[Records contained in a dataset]

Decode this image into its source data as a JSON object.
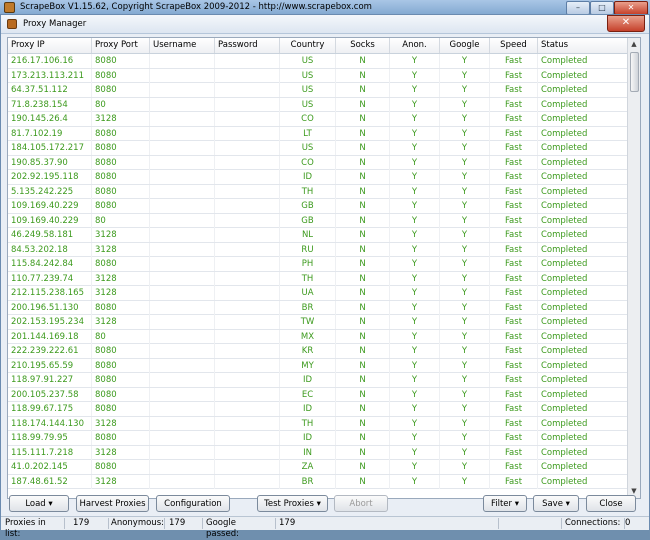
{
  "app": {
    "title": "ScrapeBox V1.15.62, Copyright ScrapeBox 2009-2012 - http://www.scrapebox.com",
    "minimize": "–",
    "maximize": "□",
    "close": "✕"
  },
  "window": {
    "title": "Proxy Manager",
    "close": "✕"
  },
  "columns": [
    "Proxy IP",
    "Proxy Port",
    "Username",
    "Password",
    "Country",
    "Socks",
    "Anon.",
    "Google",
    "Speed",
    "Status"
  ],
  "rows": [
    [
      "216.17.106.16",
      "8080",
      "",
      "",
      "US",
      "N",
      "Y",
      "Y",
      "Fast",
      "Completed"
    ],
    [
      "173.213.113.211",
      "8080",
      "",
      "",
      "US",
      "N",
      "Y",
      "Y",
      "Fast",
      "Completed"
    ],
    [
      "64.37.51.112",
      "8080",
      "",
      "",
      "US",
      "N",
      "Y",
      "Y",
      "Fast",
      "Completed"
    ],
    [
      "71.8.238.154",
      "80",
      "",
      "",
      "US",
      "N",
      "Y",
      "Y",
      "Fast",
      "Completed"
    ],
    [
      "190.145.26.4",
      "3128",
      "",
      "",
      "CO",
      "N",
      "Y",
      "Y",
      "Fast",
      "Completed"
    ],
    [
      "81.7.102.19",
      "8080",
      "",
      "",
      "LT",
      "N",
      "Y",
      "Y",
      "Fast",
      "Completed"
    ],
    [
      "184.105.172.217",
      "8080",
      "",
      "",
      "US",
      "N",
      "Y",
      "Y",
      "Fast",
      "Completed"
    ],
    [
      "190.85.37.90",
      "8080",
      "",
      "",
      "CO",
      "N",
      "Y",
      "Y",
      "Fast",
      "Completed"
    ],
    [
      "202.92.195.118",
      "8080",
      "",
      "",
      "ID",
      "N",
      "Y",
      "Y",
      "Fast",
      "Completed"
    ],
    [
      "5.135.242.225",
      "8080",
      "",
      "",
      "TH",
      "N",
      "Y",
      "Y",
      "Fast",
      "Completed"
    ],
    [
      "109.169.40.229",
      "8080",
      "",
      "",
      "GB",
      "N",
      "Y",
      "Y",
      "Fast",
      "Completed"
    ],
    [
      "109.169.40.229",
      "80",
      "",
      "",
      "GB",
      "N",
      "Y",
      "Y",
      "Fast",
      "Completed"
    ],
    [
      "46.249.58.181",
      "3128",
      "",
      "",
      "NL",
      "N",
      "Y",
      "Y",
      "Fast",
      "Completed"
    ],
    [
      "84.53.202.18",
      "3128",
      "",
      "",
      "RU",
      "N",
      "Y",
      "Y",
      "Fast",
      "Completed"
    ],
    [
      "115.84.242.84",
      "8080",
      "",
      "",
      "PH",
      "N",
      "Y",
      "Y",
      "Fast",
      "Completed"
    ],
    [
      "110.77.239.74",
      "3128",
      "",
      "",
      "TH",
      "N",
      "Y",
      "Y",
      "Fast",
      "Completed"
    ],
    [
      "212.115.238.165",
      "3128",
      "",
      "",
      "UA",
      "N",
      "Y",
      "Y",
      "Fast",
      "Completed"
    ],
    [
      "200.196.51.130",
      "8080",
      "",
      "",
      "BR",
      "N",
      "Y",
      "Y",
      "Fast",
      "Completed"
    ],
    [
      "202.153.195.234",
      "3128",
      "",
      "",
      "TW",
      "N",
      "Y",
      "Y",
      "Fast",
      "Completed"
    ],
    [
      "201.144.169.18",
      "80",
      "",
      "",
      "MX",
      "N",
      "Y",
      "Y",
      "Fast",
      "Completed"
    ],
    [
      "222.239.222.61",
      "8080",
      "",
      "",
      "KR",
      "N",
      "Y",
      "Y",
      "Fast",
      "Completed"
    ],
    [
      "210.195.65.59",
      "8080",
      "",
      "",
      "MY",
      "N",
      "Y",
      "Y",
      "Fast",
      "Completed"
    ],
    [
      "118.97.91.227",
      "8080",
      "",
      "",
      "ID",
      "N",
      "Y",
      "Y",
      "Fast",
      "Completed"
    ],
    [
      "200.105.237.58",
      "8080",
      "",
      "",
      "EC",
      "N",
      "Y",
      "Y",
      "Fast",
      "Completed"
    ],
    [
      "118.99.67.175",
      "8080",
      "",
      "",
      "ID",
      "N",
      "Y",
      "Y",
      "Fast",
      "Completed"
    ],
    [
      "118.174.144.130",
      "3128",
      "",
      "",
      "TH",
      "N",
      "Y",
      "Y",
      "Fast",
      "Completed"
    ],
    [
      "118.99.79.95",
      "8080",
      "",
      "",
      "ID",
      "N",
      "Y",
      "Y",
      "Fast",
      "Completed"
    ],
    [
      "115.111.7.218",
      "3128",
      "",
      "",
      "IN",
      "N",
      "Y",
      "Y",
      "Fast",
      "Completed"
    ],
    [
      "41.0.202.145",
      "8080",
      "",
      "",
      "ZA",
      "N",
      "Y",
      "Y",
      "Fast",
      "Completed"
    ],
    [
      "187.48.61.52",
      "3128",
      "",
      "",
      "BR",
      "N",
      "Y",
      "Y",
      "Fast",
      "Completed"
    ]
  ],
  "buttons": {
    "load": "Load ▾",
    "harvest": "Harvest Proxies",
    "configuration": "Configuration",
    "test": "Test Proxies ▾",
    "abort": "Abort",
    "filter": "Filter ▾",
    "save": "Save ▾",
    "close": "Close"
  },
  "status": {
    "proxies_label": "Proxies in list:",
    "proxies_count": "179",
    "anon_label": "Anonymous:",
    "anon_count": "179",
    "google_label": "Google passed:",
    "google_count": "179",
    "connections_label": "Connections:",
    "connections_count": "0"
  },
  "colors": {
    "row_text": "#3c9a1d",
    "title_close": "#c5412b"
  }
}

[Aim] Restate the listing above word for word, and skip the pictures.

[Complete answer]
Decode this image into its source data as a JSON object.
{
  "app": {
    "title": "ScrapeBox V1.15.62, Copyright ScrapeBox 2009-2012 - http://www.scrapebox.com",
    "minimize": "–",
    "maximize": "□",
    "close": "✕"
  },
  "window": {
    "title": "Proxy Manager",
    "close": "✕"
  },
  "columns": [
    "Proxy IP",
    "Proxy Port",
    "Username",
    "Password",
    "Country",
    "Socks",
    "Anon.",
    "Google",
    "Speed",
    "Status"
  ],
  "rows": [
    [
      "216.17.106.16",
      "8080",
      "",
      "",
      "US",
      "N",
      "Y",
      "Y",
      "Fast",
      "Completed"
    ],
    [
      "173.213.113.211",
      "8080",
      "",
      "",
      "US",
      "N",
      "Y",
      "Y",
      "Fast",
      "Completed"
    ],
    [
      "64.37.51.112",
      "8080",
      "",
      "",
      "US",
      "N",
      "Y",
      "Y",
      "Fast",
      "Completed"
    ],
    [
      "71.8.238.154",
      "80",
      "",
      "",
      "US",
      "N",
      "Y",
      "Y",
      "Fast",
      "Completed"
    ],
    [
      "190.145.26.4",
      "3128",
      "",
      "",
      "CO",
      "N",
      "Y",
      "Y",
      "Fast",
      "Completed"
    ],
    [
      "81.7.102.19",
      "8080",
      "",
      "",
      "LT",
      "N",
      "Y",
      "Y",
      "Fast",
      "Completed"
    ],
    [
      "184.105.172.217",
      "8080",
      "",
      "",
      "US",
      "N",
      "Y",
      "Y",
      "Fast",
      "Completed"
    ],
    [
      "190.85.37.90",
      "8080",
      "",
      "",
      "CO",
      "N",
      "Y",
      "Y",
      "Fast",
      "Completed"
    ],
    [
      "202.92.195.118",
      "8080",
      "",
      "",
      "ID",
      "N",
      "Y",
      "Y",
      "Fast",
      "Completed"
    ],
    [
      "5.135.242.225",
      "8080",
      "",
      "",
      "TH",
      "N",
      "Y",
      "Y",
      "Fast",
      "Completed"
    ],
    [
      "109.169.40.229",
      "8080",
      "",
      "",
      "GB",
      "N",
      "Y",
      "Y",
      "Fast",
      "Completed"
    ],
    [
      "109.169.40.229",
      "80",
      "",
      "",
      "GB",
      "N",
      "Y",
      "Y",
      "Fast",
      "Completed"
    ],
    [
      "46.249.58.181",
      "3128",
      "",
      "",
      "NL",
      "N",
      "Y",
      "Y",
      "Fast",
      "Completed"
    ],
    [
      "84.53.202.18",
      "3128",
      "",
      "",
      "RU",
      "N",
      "Y",
      "Y",
      "Fast",
      "Completed"
    ],
    [
      "115.84.242.84",
      "8080",
      "",
      "",
      "PH",
      "N",
      "Y",
      "Y",
      "Fast",
      "Completed"
    ],
    [
      "110.77.239.74",
      "3128",
      "",
      "",
      "TH",
      "N",
      "Y",
      "Y",
      "Fast",
      "Completed"
    ],
    [
      "212.115.238.165",
      "3128",
      "",
      "",
      "UA",
      "N",
      "Y",
      "Y",
      "Fast",
      "Completed"
    ],
    [
      "200.196.51.130",
      "8080",
      "",
      "",
      "BR",
      "N",
      "Y",
      "Y",
      "Fast",
      "Completed"
    ],
    [
      "202.153.195.234",
      "3128",
      "",
      "",
      "TW",
      "N",
      "Y",
      "Y",
      "Fast",
      "Completed"
    ],
    [
      "201.144.169.18",
      "80",
      "",
      "",
      "MX",
      "N",
      "Y",
      "Y",
      "Fast",
      "Completed"
    ],
    [
      "222.239.222.61",
      "8080",
      "",
      "",
      "KR",
      "N",
      "Y",
      "Y",
      "Fast",
      "Completed"
    ],
    [
      "210.195.65.59",
      "8080",
      "",
      "",
      "MY",
      "N",
      "Y",
      "Y",
      "Fast",
      "Completed"
    ],
    [
      "118.97.91.227",
      "8080",
      "",
      "",
      "ID",
      "N",
      "Y",
      "Y",
      "Fast",
      "Completed"
    ],
    [
      "200.105.237.58",
      "8080",
      "",
      "",
      "EC",
      "N",
      "Y",
      "Y",
      "Fast",
      "Completed"
    ],
    [
      "118.99.67.175",
      "8080",
      "",
      "",
      "ID",
      "N",
      "Y",
      "Y",
      "Fast",
      "Completed"
    ],
    [
      "118.174.144.130",
      "3128",
      "",
      "",
      "TH",
      "N",
      "Y",
      "Y",
      "Fast",
      "Completed"
    ],
    [
      "118.99.79.95",
      "8080",
      "",
      "",
      "ID",
      "N",
      "Y",
      "Y",
      "Fast",
      "Completed"
    ],
    [
      "115.111.7.218",
      "3128",
      "",
      "",
      "IN",
      "N",
      "Y",
      "Y",
      "Fast",
      "Completed"
    ],
    [
      "41.0.202.145",
      "8080",
      "",
      "",
      "ZA",
      "N",
      "Y",
      "Y",
      "Fast",
      "Completed"
    ],
    [
      "187.48.61.52",
      "3128",
      "",
      "",
      "BR",
      "N",
      "Y",
      "Y",
      "Fast",
      "Completed"
    ]
  ],
  "buttons": {
    "load": "Load ▾",
    "harvest": "Harvest Proxies",
    "configuration": "Configuration",
    "test": "Test Proxies ▾",
    "abort": "Abort",
    "filter": "Filter ▾",
    "save": "Save ▾",
    "close": "Close"
  },
  "status": {
    "proxies_label": "Proxies in list:",
    "proxies_count": "179",
    "anon_label": "Anonymous:",
    "anon_count": "179",
    "google_label": "Google passed:",
    "google_count": "179",
    "connections_label": "Connections:",
    "connections_count": "0"
  },
  "colors": {
    "row_text": "#3c9a1d",
    "title_close": "#c5412b"
  }
}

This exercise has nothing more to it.